- **Problem to solve**
Return all of the data exactly as written, without the pictures.

Dataset listings of figures:

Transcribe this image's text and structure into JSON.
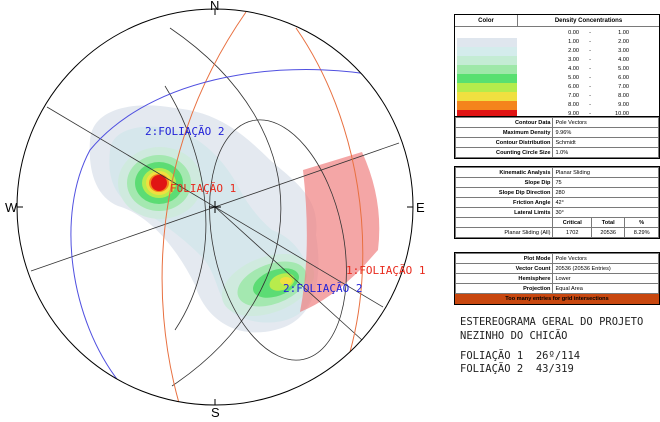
{
  "compass": {
    "n": "N",
    "s": "S",
    "e": "E",
    "w": "W"
  },
  "sets": [
    {
      "label": "FOLIAÇÃO 1",
      "label_full": "1:FOLIAÇÃO 1",
      "color": "#e8291c"
    },
    {
      "label": "2:FOLIAÇÃO 2",
      "label_full": "2:FOLIAÇÃO 2",
      "color": "#2222d8"
    }
  ],
  "legend": {
    "header_color": "Color",
    "header_density": "Density Concentrations",
    "rows": [
      {
        "from": "0.00",
        "to": "1.00",
        "color": "#ffffff"
      },
      {
        "from": "1.00",
        "to": "2.00",
        "color": "#dfe6ee"
      },
      {
        "from": "2.00",
        "to": "3.00",
        "color": "#d4ecec"
      },
      {
        "from": "3.00",
        "to": "4.00",
        "color": "#c4ecd4"
      },
      {
        "from": "4.00",
        "to": "5.00",
        "color": "#9ee8a8"
      },
      {
        "from": "5.00",
        "to": "6.00",
        "color": "#58e070"
      },
      {
        "from": "6.00",
        "to": "7.00",
        "color": "#b4ec4c"
      },
      {
        "from": "7.00",
        "to": "8.00",
        "color": "#f0e040"
      },
      {
        "from": "8.00",
        "to": "9.00",
        "color": "#f4841c"
      },
      {
        "from": "9.00",
        "to": "10.00",
        "color": "#e01414"
      }
    ]
  },
  "contour_table": [
    {
      "k": "Contour Data",
      "v": "Pole Vectors"
    },
    {
      "k": "Maximum Density",
      "v": "9.96%"
    },
    {
      "k": "Contour Distribution",
      "v": "Schmidt"
    },
    {
      "k": "Counting Circle Size",
      "v": "1.0%"
    }
  ],
  "kinematic_table": [
    {
      "k": "Kinematic Analysis",
      "v": "Planar Sliding"
    },
    {
      "k": "Slope Dip",
      "v": "75"
    },
    {
      "k": "Slope Dip Direction",
      "v": "280"
    },
    {
      "k": "Friction Angle",
      "v": "42°"
    },
    {
      "k": "Lateral Limits",
      "v": "30°"
    }
  ],
  "result_table": {
    "headers": [
      "",
      "Critical",
      "Total",
      "%"
    ],
    "row": [
      "Planar Sliding (All)",
      "1702",
      "20536",
      "8.29%"
    ]
  },
  "plot_table": [
    {
      "k": "Plot Mode",
      "v": "Pole Vectors"
    },
    {
      "k": "Vector Count",
      "v": "20536 (20536 Entries)"
    },
    {
      "k": "Hemisphere",
      "v": "Lower"
    },
    {
      "k": "Projection",
      "v": "Equal Area"
    }
  ],
  "warning": "Too many entries for grid intersections",
  "caption": {
    "line1": "ESTEREOGRAMA GERAL DO PROJETO",
    "line2": "NEZINHO DO CHICÃO",
    "line3": "FOLIAÇÃO 1  26º/114",
    "line4": "FOLIAÇÃO 2  43/319"
  }
}
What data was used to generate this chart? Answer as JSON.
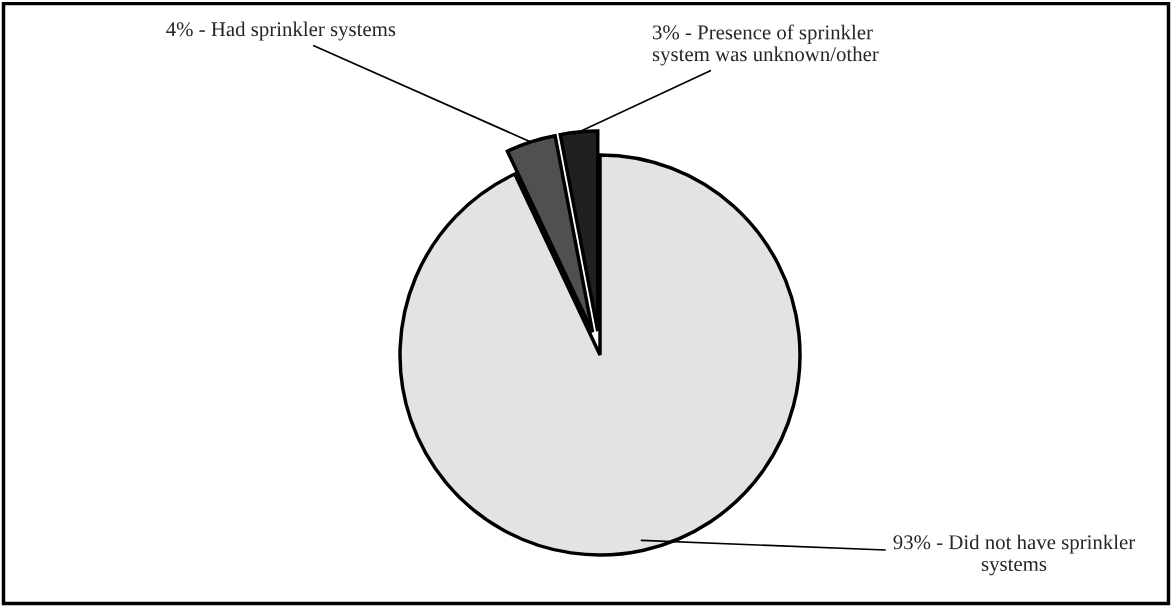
{
  "chart_data": {
    "type": "pie",
    "categories": [
      "93% - Did not have sprinkler\nsystems",
      "4% - Had sprinkler systems",
      "3% - Presence of sprinkler\nsystem was unknown/other"
    ],
    "values": [
      93,
      4,
      3
    ],
    "colors": [
      "#e3e3e3",
      "#505050",
      "#202020"
    ]
  }
}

- **Full answer**
Transcribe this image's text and structure into JSON.
{
  "compass": {
    "n": "N",
    "s": "S",
    "e": "E",
    "w": "W"
  },
  "sets": [
    {
      "label": "FOLIAÇÃO 1",
      "label_full": "1:FOLIAÇÃO 1",
      "color": "#e8291c"
    },
    {
      "label": "2:FOLIAÇÃO 2",
      "label_full": "2:FOLIAÇÃO 2",
      "color": "#2222d8"
    }
  ],
  "legend": {
    "header_color": "Color",
    "header_density": "Density Concentrations",
    "rows": [
      {
        "from": "0.00",
        "to": "1.00",
        "color": "#ffffff"
      },
      {
        "from": "1.00",
        "to": "2.00",
        "color": "#dfe6ee"
      },
      {
        "from": "2.00",
        "to": "3.00",
        "color": "#d4ecec"
      },
      {
        "from": "3.00",
        "to": "4.00",
        "color": "#c4ecd4"
      },
      {
        "from": "4.00",
        "to": "5.00",
        "color": "#9ee8a8"
      },
      {
        "from": "5.00",
        "to": "6.00",
        "color": "#58e070"
      },
      {
        "from": "6.00",
        "to": "7.00",
        "color": "#b4ec4c"
      },
      {
        "from": "7.00",
        "to": "8.00",
        "color": "#f0e040"
      },
      {
        "from": "8.00",
        "to": "9.00",
        "color": "#f4841c"
      },
      {
        "from": "9.00",
        "to": "10.00",
        "color": "#e01414"
      }
    ]
  },
  "contour_table": [
    {
      "k": "Contour Data",
      "v": "Pole Vectors"
    },
    {
      "k": "Maximum Density",
      "v": "9.96%"
    },
    {
      "k": "Contour Distribution",
      "v": "Schmidt"
    },
    {
      "k": "Counting Circle Size",
      "v": "1.0%"
    }
  ],
  "kinematic_table": [
    {
      "k": "Kinematic Analysis",
      "v": "Planar Sliding"
    },
    {
      "k": "Slope Dip",
      "v": "75"
    },
    {
      "k": "Slope Dip Direction",
      "v": "280"
    },
    {
      "k": "Friction Angle",
      "v": "42°"
    },
    {
      "k": "Lateral Limits",
      "v": "30°"
    }
  ],
  "result_table": {
    "headers": [
      "",
      "Critical",
      "Total",
      "%"
    ],
    "row": [
      "Planar Sliding (All)",
      "1702",
      "20536",
      "8.29%"
    ]
  },
  "plot_table": [
    {
      "k": "Plot Mode",
      "v": "Pole Vectors"
    },
    {
      "k": "Vector Count",
      "v": "20536 (20536 Entries)"
    },
    {
      "k": "Hemisphere",
      "v": "Lower"
    },
    {
      "k": "Projection",
      "v": "Equal Area"
    }
  ],
  "warning": "Too many entries for grid intersections",
  "caption": {
    "line1": "ESTEREOGRAMA GERAL DO PROJETO",
    "line2": "NEZINHO DO CHICÃO",
    "line3": "FOLIAÇÃO 1  26º/114",
    "line4": "FOLIAÇÃO 2  43/319"
  }
}
What data was used to generate this chart? Answer as JSON.
{
  "chart_data": {
    "type": "pie",
    "categories": [
      "93% - Did not have sprinkler\nsystems",
      "4% - Had sprinkler systems",
      "3% - Presence of sprinkler\nsystem was unknown/other"
    ],
    "values": [
      93,
      4,
      3
    ],
    "colors": [
      "#e3e3e3",
      "#505050",
      "#202020"
    ]
  }
}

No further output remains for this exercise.